━━ Material for this task ━━

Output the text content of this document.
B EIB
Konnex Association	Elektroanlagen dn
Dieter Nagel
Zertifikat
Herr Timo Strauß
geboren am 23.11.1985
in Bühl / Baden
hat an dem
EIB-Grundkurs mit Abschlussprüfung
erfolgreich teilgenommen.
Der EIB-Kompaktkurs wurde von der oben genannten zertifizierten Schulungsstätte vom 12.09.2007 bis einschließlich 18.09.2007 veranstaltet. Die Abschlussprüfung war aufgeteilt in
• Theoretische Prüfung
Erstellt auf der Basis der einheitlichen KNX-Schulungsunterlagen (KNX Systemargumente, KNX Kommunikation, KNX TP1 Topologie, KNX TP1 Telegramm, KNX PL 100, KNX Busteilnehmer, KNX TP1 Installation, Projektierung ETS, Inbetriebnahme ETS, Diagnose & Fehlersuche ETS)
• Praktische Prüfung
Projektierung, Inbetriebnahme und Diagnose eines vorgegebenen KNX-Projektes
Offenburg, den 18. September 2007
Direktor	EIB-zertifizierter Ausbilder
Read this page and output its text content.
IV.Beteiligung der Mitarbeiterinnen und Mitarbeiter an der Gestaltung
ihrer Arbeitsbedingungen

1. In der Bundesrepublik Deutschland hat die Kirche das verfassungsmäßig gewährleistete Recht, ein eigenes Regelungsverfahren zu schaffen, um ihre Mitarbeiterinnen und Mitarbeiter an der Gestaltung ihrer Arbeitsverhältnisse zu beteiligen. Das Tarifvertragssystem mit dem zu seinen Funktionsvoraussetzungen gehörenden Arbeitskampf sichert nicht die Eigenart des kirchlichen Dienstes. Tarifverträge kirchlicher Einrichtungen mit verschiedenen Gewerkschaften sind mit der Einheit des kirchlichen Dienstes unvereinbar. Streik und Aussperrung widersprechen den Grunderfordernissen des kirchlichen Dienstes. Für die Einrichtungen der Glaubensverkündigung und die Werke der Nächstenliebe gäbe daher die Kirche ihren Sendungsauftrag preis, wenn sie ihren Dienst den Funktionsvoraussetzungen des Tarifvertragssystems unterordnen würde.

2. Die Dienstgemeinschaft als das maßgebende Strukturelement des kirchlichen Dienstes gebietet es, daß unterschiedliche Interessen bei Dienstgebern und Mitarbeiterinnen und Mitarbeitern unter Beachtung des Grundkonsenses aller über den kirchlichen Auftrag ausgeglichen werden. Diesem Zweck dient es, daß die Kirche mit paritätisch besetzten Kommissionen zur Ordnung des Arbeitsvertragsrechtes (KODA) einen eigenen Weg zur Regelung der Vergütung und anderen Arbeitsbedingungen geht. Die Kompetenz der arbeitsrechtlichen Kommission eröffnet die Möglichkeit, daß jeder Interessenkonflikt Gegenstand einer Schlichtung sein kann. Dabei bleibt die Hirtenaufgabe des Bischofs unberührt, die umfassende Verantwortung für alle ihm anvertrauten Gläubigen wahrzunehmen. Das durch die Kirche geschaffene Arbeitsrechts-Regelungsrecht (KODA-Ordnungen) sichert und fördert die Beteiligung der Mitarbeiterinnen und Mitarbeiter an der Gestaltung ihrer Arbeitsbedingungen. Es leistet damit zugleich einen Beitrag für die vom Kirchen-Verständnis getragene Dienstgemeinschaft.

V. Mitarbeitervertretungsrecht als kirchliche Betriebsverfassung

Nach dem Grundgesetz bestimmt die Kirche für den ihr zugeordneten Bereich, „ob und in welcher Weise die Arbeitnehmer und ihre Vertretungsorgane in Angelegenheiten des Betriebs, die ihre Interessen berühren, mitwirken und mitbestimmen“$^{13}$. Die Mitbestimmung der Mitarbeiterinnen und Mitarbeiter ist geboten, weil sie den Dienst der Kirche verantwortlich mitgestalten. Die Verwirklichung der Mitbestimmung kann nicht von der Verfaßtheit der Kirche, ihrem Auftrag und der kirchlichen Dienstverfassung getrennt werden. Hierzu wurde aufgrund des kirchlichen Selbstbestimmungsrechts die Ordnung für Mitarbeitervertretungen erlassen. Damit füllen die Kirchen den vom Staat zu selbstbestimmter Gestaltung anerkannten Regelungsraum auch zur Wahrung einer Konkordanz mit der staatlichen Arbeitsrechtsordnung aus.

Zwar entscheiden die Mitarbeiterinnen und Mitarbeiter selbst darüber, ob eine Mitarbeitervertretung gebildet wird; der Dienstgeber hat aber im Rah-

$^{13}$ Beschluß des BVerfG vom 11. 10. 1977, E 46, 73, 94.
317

━━━

Exercise prompt
Check each line above for the string "content" and show the ones that have it.

Solved exercise
Output the text content of this document.
Read this page and output its text content.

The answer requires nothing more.